### TASK OBJECTIVE:
Select the lines below containing the word "ucierać".

### STORED RECORDS:
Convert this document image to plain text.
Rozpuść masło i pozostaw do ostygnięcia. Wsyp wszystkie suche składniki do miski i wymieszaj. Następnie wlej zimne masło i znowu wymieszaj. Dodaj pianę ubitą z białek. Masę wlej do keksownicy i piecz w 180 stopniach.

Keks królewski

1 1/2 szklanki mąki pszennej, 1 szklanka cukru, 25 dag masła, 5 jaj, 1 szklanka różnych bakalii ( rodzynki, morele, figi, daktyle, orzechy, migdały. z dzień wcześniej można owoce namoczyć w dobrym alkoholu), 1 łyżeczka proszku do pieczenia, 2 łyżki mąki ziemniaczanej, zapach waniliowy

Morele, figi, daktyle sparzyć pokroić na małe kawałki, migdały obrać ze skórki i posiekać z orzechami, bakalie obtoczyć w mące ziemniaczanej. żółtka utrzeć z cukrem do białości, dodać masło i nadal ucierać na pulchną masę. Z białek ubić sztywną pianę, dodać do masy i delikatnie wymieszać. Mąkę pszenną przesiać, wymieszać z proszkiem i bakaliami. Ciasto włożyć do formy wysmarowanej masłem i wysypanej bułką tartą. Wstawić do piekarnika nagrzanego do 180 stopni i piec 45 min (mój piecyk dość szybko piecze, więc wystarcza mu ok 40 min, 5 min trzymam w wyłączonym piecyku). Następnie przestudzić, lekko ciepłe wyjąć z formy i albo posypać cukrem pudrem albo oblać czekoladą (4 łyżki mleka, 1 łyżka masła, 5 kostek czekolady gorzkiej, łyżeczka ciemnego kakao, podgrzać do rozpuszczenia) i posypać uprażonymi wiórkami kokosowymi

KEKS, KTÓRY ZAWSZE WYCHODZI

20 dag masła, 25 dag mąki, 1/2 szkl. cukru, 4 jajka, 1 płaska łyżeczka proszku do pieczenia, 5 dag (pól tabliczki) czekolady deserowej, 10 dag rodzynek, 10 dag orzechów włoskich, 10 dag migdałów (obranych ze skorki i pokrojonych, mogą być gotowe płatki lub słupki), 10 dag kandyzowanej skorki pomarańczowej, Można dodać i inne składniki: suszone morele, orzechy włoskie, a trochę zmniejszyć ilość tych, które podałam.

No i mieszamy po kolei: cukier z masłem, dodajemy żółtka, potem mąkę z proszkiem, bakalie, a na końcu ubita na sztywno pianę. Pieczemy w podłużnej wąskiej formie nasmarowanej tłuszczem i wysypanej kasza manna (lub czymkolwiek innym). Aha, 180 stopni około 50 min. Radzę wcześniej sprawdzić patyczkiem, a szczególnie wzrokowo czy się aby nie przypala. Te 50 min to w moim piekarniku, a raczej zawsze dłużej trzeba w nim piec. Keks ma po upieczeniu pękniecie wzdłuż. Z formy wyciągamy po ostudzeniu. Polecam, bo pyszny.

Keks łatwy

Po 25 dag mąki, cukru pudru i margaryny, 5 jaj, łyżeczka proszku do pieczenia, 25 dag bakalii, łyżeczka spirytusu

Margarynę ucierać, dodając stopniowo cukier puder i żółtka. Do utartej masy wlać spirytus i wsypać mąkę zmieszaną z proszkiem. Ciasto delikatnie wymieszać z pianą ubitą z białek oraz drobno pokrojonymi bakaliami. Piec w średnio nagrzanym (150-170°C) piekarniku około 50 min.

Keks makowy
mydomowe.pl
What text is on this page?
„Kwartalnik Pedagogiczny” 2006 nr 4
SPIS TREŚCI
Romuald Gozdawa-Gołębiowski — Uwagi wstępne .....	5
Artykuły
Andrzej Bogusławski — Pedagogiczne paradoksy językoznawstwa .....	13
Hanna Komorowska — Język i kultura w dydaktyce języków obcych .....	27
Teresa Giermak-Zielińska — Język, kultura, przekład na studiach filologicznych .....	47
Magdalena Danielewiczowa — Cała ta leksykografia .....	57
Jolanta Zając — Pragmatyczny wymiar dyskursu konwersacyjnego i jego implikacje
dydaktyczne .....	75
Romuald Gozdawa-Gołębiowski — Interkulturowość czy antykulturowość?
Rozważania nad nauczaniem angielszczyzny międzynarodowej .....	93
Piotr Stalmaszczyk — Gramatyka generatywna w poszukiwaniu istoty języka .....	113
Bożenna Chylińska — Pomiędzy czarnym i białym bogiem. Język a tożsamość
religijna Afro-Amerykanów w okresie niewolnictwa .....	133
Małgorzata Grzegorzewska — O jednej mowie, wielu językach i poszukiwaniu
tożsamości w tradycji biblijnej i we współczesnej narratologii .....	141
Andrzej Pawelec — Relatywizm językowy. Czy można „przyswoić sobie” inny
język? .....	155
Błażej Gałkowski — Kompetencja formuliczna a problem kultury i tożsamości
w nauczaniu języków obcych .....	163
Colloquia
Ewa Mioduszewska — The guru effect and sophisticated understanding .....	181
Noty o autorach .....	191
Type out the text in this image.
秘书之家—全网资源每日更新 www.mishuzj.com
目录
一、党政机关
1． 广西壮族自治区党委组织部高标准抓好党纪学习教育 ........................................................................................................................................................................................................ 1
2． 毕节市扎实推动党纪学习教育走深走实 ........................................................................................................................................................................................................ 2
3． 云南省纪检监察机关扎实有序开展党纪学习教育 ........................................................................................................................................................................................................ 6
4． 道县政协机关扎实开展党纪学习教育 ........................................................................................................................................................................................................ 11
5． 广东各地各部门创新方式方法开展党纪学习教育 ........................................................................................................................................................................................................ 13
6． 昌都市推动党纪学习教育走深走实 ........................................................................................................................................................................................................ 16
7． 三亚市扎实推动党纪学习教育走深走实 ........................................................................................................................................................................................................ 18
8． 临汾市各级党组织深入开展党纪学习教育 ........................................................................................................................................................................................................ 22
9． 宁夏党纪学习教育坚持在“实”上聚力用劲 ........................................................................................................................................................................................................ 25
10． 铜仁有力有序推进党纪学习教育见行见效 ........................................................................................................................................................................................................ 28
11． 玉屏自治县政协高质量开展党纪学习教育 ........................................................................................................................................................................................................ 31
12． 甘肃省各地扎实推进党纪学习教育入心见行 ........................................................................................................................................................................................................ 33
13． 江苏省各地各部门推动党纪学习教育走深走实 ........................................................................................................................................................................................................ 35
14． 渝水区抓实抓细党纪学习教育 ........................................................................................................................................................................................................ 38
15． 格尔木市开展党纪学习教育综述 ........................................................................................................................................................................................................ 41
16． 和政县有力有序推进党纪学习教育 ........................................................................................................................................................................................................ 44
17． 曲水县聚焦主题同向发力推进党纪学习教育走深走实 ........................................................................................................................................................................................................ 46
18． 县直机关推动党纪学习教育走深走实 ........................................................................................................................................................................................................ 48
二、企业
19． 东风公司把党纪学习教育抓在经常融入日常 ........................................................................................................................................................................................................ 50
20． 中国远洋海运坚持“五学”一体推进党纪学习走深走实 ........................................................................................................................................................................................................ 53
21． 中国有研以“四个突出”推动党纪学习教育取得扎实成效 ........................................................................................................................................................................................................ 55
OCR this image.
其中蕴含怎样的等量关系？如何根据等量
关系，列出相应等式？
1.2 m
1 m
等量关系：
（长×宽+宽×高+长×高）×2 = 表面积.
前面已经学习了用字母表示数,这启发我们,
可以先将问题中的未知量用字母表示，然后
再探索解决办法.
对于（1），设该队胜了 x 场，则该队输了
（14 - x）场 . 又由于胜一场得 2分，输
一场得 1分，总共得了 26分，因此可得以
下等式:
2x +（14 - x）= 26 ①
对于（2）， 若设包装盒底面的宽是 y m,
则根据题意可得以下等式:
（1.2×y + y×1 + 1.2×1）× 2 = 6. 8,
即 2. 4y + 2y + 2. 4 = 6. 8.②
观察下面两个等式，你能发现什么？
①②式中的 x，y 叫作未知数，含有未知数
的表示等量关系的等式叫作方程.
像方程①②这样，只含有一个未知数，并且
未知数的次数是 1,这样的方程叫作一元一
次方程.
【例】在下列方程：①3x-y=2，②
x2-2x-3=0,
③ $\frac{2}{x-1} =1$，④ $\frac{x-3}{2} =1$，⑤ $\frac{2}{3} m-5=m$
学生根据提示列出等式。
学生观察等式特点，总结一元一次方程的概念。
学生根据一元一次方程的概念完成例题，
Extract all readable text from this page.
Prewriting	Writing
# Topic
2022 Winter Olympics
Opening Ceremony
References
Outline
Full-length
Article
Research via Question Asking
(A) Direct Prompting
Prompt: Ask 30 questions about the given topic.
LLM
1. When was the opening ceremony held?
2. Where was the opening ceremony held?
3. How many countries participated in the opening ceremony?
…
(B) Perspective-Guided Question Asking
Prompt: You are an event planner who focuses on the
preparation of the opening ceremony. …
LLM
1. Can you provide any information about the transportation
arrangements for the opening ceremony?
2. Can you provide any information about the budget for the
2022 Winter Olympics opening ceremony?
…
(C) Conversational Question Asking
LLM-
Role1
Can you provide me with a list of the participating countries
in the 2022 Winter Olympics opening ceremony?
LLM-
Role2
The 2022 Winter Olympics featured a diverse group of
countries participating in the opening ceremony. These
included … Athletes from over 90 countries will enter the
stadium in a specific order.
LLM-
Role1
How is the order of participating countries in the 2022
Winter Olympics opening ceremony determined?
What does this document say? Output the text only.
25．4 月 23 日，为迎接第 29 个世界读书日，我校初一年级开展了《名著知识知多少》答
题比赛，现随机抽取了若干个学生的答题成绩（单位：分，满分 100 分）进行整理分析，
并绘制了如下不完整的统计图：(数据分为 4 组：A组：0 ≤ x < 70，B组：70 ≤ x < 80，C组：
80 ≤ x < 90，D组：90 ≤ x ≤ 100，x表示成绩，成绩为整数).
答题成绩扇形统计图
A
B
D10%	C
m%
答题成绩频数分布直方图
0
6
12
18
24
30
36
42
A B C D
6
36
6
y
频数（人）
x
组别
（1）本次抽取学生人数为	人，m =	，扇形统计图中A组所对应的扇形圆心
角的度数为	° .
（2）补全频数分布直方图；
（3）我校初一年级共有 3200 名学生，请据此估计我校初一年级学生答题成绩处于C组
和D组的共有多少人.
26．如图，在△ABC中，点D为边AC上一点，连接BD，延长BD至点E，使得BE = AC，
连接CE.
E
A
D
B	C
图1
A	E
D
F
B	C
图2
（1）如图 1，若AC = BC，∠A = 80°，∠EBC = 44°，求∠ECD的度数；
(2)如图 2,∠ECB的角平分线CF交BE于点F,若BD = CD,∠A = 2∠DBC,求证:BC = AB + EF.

### TASK OUTPUT:
Morele, figi, daktyle sparzyć pokroić na małe kawałki, migdały obrać ze skórki i posiekać z orzechami, bakalie obtoczyć w mące ziemniaczanej. żółtka utrzeć z cukrem do białości, dodać masło i nadal ucierać na pulchną masę. Z białek ubić sztywną pianę, dodać do masy i delikatnie wymieszać. Mąkę pszenną przesiać, wymieszać z proszkiem i bakaliami. Ciasto włożyć do formy wysmarowanej masłem i wysypanej bułką tartą. Wstawić do piekarnika nagrzanego do 180 stopni i piec 45 min (mój piecyk dość szybko piecze, więc wystarcza mu ok 40 min, 5 min trzymam w wyłączonym piecyku). Następnie przestudzić, lekko ciepłe wyjąć z formy i albo posypać cukrem pudrem albo oblać czekoladą (4 łyżki mleka, 1 łyżka masła, 5 kostek czekolady gorzkiej, łyżeczka ciemnego kakao, podgrzać do rozpuszczenia) i posypać uprażonymi wiórkami kokosowymi
Margarynę ucierać, dodając stopniowo cukier puder i żółtka. Do utartej masy wlać spirytus i wsypać mąkę zmieszaną z proszkiem. Ciasto delikatnie wymieszać z pianą ubitą z białek oraz drobno pokrojonymi bakaliami. Piec w średnio nagrzanym (150-170°C) piekarniku około 50 min.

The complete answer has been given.